◆ **Exercise requirements**: Make an exact copy of the listing below.

◆ **Source data**:
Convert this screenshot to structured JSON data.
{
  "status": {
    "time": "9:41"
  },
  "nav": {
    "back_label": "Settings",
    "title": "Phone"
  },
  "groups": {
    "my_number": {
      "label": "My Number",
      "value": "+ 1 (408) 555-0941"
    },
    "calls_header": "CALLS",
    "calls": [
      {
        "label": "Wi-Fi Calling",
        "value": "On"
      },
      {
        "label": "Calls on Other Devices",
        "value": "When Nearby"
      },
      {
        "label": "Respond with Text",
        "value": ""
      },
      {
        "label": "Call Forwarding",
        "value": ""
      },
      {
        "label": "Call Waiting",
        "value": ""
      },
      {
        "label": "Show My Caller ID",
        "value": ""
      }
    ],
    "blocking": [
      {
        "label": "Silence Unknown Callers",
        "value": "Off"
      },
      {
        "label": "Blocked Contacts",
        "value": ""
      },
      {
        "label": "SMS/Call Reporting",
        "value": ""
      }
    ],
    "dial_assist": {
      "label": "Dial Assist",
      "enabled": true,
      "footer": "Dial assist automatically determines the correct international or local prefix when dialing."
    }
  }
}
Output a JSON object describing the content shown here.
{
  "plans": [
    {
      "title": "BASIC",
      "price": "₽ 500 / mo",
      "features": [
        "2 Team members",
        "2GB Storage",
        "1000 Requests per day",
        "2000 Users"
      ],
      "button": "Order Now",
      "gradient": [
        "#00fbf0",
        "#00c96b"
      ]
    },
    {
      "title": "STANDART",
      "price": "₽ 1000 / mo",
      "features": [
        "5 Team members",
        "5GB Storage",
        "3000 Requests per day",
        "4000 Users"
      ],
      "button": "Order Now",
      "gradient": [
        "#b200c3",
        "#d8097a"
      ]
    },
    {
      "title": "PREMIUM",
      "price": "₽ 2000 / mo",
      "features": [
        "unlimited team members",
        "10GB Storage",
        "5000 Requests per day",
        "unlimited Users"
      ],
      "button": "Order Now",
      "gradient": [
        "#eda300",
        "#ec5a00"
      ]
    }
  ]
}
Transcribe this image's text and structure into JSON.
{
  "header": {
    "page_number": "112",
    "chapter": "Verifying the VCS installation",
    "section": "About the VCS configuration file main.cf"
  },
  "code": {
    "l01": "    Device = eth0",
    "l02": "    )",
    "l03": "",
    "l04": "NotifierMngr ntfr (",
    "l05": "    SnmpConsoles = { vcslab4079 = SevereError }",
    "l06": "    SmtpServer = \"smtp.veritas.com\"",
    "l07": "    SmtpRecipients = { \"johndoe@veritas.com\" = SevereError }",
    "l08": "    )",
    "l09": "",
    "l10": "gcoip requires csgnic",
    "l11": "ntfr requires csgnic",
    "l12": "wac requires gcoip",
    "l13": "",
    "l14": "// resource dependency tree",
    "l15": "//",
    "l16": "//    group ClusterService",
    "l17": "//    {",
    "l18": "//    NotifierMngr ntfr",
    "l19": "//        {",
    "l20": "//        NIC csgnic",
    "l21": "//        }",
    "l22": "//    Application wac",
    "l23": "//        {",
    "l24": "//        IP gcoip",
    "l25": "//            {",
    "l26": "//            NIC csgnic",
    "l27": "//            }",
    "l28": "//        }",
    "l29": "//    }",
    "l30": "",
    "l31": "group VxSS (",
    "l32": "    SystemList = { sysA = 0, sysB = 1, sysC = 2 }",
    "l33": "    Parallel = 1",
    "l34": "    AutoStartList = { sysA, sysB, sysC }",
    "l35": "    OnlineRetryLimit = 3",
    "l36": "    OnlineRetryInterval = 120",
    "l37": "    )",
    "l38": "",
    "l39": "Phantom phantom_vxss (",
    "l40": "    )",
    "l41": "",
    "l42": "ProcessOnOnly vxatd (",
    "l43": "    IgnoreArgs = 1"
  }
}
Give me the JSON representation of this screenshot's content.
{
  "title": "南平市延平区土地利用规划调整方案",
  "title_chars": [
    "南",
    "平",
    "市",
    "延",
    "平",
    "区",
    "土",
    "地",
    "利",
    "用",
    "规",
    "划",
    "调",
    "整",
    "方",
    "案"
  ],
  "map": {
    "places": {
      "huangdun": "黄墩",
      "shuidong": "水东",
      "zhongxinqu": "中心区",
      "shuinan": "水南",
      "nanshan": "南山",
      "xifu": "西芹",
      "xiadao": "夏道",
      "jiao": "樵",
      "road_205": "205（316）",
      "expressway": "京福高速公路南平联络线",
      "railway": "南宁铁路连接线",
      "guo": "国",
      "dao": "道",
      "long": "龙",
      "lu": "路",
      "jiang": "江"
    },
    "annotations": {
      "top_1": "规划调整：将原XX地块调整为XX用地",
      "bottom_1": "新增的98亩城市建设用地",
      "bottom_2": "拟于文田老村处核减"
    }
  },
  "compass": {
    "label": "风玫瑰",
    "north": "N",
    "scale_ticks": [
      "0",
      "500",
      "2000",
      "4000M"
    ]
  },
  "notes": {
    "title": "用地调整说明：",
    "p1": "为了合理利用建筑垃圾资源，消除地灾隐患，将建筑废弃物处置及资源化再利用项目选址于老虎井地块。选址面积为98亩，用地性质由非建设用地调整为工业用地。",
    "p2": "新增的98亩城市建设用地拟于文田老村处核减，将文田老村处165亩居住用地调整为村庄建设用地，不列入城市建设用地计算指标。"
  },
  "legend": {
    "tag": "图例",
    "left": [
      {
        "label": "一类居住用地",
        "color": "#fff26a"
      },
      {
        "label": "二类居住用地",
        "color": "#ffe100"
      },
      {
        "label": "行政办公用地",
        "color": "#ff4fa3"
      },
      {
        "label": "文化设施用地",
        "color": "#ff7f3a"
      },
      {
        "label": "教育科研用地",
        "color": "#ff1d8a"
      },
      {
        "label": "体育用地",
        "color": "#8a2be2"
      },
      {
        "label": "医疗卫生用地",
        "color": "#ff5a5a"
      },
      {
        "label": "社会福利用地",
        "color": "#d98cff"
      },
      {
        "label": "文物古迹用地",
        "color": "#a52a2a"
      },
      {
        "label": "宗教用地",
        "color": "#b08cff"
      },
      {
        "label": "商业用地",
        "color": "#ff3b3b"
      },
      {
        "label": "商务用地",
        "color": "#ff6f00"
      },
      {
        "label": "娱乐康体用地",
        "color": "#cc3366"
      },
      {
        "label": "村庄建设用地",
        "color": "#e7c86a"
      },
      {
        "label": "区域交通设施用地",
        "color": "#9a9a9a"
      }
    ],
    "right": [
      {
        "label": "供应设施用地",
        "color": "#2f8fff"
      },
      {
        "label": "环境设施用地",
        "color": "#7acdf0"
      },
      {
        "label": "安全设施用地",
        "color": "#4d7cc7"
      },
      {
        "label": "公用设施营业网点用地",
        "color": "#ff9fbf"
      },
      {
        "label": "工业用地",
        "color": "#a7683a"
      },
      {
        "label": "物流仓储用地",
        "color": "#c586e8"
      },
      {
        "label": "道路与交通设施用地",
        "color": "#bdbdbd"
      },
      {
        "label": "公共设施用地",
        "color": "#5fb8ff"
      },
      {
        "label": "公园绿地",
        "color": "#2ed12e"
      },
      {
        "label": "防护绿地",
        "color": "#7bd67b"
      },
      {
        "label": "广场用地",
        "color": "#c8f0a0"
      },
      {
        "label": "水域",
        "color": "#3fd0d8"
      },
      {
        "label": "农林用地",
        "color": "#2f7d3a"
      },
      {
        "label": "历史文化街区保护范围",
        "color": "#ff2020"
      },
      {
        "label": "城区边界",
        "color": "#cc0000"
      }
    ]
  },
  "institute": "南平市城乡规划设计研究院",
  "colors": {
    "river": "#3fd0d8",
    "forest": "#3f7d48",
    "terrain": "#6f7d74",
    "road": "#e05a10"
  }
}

◆ **Solution to the problem**:
Convert this screenshot to structured JSON data.
{
  "status": {
    "time": "9:41"
  },
  "nav": {
    "back_label": "Settings",
    "title": "Phone"
  },
  "groups": {
    "my_number": {
      "label": "My Number",
      "value": "+ 1 (408) 555-0941"
    },
    "calls_header": "CALLS",
    "calls": [
      {
        "label": "Wi-Fi Calling",
        "value": "On"
      },
      {
        "label": "Calls on Other Devices",
        "value": "When Nearby"
      },
      {
        "label": "Respond with Text",
        "value": ""
      },
      {
        "label": "Call Forwarding",
        "value": ""
      },
      {
        "label": "Call Waiting",
        "value": ""
      },
      {
        "label": "Show My Caller ID",
        "value": ""
      }
    ],
    "blocking": [
      {
        "label": "Silence Unknown Callers",
        "value": "Off"
      },
      {
        "label": "Blocked Contacts",
        "value": ""
      },
      {
        "label": "SMS/Call Reporting",
        "value": ""
      }
    ],
    "dial_assist": {
      "label": "Dial Assist",
      "enabled": true,
      "footer": "Dial assist automatically determines the correct international or local prefix when dialing."
    }
  }
}
Output a JSON object describing the content shown here.
{
  "plans": [
    {
      "title": "BASIC",
      "price": "₽ 500 / mo",
      "features": [
        "2 Team members",
        "2GB Storage",
        "1000 Requests per day",
        "2000 Users"
      ],
      "button": "Order Now",
      "gradient": [
        "#00fbf0",
        "#00c96b"
      ]
    },
    {
      "title": "STANDART",
      "price": "₽ 1000 / mo",
      "features": [
        "5 Team members",
        "5GB Storage",
        "3000 Requests per day",
        "4000 Users"
      ],
      "button": "Order Now",
      "gradient": [
        "#b200c3",
        "#d8097a"
      ]
    },
    {
      "title": "PREMIUM",
      "price": "₽ 2000 / mo",
      "features": [
        "unlimited team members",
        "10GB Storage",
        "5000 Requests per day",
        "unlimited Users"
      ],
      "button": "Order Now",
      "gradient": [
        "#eda300",
        "#ec5a00"
      ]
    }
  ]
}
Transcribe this image's text and structure into JSON.
{
  "header": {
    "page_number": "112",
    "chapter": "Verifying the VCS installation",
    "section": "About the VCS configuration file main.cf"
  },
  "code": {
    "l01": "    Device = eth0",
    "l02": "    )",
    "l03": "",
    "l04": "NotifierMngr ntfr (",
    "l05": "    SnmpConsoles = { vcslab4079 = SevereError }",
    "l06": "    SmtpServer = \"smtp.veritas.com\"",
    "l07": "    SmtpRecipients = { \"johndoe@veritas.com\" = SevereError }",
    "l08": "    )",
    "l09": "",
    "l10": "gcoip requires csgnic",
    "l11": "ntfr requires csgnic",
    "l12": "wac requires gcoip",
    "l13": "",
    "l14": "// resource dependency tree",
    "l15": "//",
    "l16": "//    group ClusterService",
    "l17": "//    {",
    "l18": "//    NotifierMngr ntfr",
    "l19": "//        {",
    "l20": "//        NIC csgnic",
    "l21": "//        }",
    "l22": "//    Application wac",
    "l23": "//        {",
    "l24": "//        IP gcoip",
    "l25": "//            {",
    "l26": "//            NIC csgnic",
    "l27": "//            }",
    "l28": "//        }",
    "l29": "//    }",
    "l30": "",
    "l31": "group VxSS (",
    "l32": "    SystemList = { sysA = 0, sysB = 1, sysC = 2 }",
    "l33": "    Parallel = 1",
    "l34": "    AutoStartList = { sysA, sysB, sysC }",
    "l35": "    OnlineRetryLimit = 3",
    "l36": "    OnlineRetryInterval = 120",
    "l37": "    )",
    "l38": "",
    "l39": "Phantom phantom_vxss (",
    "l40": "    )",
    "l41": "",
    "l42": "ProcessOnOnly vxatd (",
    "l43": "    IgnoreArgs = 1"
  }
}
Give me the JSON representation of this screenshot's content.
{
  "title": "南平市延平区土地利用规划调整方案",
  "title_chars": [
    "南",
    "平",
    "市",
    "延",
    "平",
    "区",
    "土",
    "地",
    "利",
    "用",
    "规",
    "划",
    "调",
    "整",
    "方",
    "案"
  ],
  "map": {
    "places": {
      "huangdun": "黄墩",
      "shuidong": "水东",
      "zhongxinqu": "中心区",
      "shuinan": "水南",
      "nanshan": "南山",
      "xifu": "西芹",
      "xiadao": "夏道",
      "jiao": "樵",
      "road_205": "205（316）",
      "expressway": "京福高速公路南平联络线",
      "railway": "南宁铁路连接线",
      "guo": "国",
      "dao": "道",
      "long": "龙",
      "lu": "路",
      "jiang": "江"
    },
    "annotations": {
      "top_1": "规划调整：将原XX地块调整为XX用地",
      "bottom_1": "新增的98亩城市建设用地",
      "bottom_2": "拟于文田老村处核减"
    }
  },
  "compass": {
    "label": "风玫瑰",
    "north": "N",
    "scale_ticks": [
      "0",
      "500",
      "2000",
      "4000M"
    ]
  },
  "notes": {
    "title": "用地调整说明：",
    "p1": "为了合理利用建筑垃圾资源，消除地灾隐患，将建筑废弃物处置及资源化再利用项目选址于老虎井地块。选址面积为98亩，用地性质由非建设用地调整为工业用地。",
    "p2": "新增的98亩城市建设用地拟于文田老村处核减，将文田老村处165亩居住用地调整为村庄建设用地，不列入城市建设用地计算指标。"
  },
  "legend": {
    "tag": "图例",
    "left": [
      {
        "label": "一类居住用地",
        "color": "#fff26a"
      },
      {
        "label": "二类居住用地",
        "color": "#ffe100"
      },
      {
        "label": "行政办公用地",
        "color": "#ff4fa3"
      },
      {
        "label": "文化设施用地",
        "color": "#ff7f3a"
      },
      {
        "label": "教育科研用地",
        "color": "#ff1d8a"
      },
      {
        "label": "体育用地",
        "color": "#8a2be2"
      },
      {
        "label": "医疗卫生用地",
        "color": "#ff5a5a"
      },
      {
        "label": "社会福利用地",
        "color": "#d98cff"
      },
      {
        "label": "文物古迹用地",
        "color": "#a52a2a"
      },
      {
        "label": "宗教用地",
        "color": "#b08cff"
      },
      {
        "label": "商业用地",
        "color": "#ff3b3b"
      },
      {
        "label": "商务用地",
        "color": "#ff6f00"
      },
      {
        "label": "娱乐康体用地",
        "color": "#cc3366"
      },
      {
        "label": "村庄建设用地",
        "color": "#e7c86a"
      },
      {
        "label": "区域交通设施用地",
        "color": "#9a9a9a"
      }
    ],
    "right": [
      {
        "label": "供应设施用地",
        "color": "#2f8fff"
      },
      {
        "label": "环境设施用地",
        "color": "#7acdf0"
      },
      {
        "label": "安全设施用地",
        "color": "#4d7cc7"
      },
      {
        "label": "公用设施营业网点用地",
        "color": "#ff9fbf"
      },
      {
        "label": "工业用地",
        "color": "#a7683a"
      },
      {
        "label": "物流仓储用地",
        "color": "#c586e8"
      },
      {
        "label": "道路与交通设施用地",
        "color": "#bdbdbd"
      },
      {
        "label": "公共设施用地",
        "color": "#5fb8ff"
      },
      {
        "label": "公园绿地",
        "color": "#2ed12e"
      },
      {
        "label": "防护绿地",
        "color": "#7bd67b"
      },
      {
        "label": "广场用地",
        "color": "#c8f0a0"
      },
      {
        "label": "水域",
        "color": "#3fd0d8"
      },
      {
        "label": "农林用地",
        "color": "#2f7d3a"
      },
      {
        "label": "历史文化街区保护范围",
        "color": "#ff2020"
      },
      {
        "label": "城区边界",
        "color": "#cc0000"
      }
    ]
  },
  "institute": "南平市城乡规划设计研究院",
  "colors": {
    "river": "#3fd0d8",
    "forest": "#3f7d48",
    "terrain": "#6f7d74",
    "road": "#e05a10"
  }
}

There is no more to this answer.